'''
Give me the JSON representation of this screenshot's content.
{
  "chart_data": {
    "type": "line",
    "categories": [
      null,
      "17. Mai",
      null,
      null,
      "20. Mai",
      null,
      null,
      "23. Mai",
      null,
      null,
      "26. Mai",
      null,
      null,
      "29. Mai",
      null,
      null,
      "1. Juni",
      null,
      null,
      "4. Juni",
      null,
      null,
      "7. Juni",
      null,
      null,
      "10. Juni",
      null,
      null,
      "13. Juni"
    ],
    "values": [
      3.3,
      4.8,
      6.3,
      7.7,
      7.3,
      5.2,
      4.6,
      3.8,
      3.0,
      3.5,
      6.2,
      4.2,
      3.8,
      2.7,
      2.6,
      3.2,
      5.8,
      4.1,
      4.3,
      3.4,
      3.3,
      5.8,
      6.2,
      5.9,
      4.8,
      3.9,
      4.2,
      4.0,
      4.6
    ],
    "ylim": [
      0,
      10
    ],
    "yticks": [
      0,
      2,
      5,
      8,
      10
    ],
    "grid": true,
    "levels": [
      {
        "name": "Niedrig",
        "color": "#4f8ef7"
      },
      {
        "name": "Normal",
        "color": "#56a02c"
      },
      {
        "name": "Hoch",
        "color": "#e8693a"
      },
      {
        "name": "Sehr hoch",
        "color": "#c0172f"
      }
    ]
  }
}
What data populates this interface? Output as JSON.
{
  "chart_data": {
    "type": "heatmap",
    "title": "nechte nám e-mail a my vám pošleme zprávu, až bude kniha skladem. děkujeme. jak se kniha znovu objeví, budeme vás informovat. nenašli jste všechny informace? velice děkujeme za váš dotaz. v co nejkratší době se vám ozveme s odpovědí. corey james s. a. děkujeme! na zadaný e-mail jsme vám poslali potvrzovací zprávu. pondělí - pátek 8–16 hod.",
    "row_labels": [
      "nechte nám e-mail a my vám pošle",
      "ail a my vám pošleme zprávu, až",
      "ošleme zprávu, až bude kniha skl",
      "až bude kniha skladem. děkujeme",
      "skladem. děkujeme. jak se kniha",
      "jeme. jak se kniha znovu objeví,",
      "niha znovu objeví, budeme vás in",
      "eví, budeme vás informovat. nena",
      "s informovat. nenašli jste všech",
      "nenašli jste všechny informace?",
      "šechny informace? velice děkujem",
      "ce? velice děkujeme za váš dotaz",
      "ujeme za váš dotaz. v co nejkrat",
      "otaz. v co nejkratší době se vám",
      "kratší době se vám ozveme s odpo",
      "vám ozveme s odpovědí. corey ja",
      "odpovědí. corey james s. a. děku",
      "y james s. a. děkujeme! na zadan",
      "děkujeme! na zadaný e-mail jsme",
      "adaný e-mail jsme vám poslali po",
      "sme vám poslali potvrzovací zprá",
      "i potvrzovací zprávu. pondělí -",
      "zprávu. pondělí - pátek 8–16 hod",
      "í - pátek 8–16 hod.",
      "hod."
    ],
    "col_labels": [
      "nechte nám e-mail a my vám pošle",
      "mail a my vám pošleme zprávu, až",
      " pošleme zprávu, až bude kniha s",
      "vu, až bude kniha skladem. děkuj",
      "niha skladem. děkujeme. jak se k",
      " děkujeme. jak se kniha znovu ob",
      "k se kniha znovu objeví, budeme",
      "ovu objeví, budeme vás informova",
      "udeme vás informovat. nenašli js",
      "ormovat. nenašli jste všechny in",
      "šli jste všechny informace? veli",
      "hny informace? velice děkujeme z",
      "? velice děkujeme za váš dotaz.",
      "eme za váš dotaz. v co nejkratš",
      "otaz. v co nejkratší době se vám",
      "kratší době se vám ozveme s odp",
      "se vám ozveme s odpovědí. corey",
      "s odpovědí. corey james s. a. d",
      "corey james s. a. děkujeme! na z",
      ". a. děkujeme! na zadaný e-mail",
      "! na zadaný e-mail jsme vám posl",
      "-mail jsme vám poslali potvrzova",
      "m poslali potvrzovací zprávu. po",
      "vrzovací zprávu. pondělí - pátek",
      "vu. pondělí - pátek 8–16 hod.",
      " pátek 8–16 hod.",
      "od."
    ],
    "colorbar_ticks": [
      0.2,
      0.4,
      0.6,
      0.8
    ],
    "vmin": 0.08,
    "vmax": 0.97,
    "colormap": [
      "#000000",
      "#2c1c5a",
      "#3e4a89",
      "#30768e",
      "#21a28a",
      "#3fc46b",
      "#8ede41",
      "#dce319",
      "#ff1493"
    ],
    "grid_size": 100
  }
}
'''
- [TASK GOAL] Track down all lines above with the string "this" and copy them.

- [COMPLETE OUTPUT]
Give me the JSON representation of this screenshot's content.
What data populates this interface? Output as JSON.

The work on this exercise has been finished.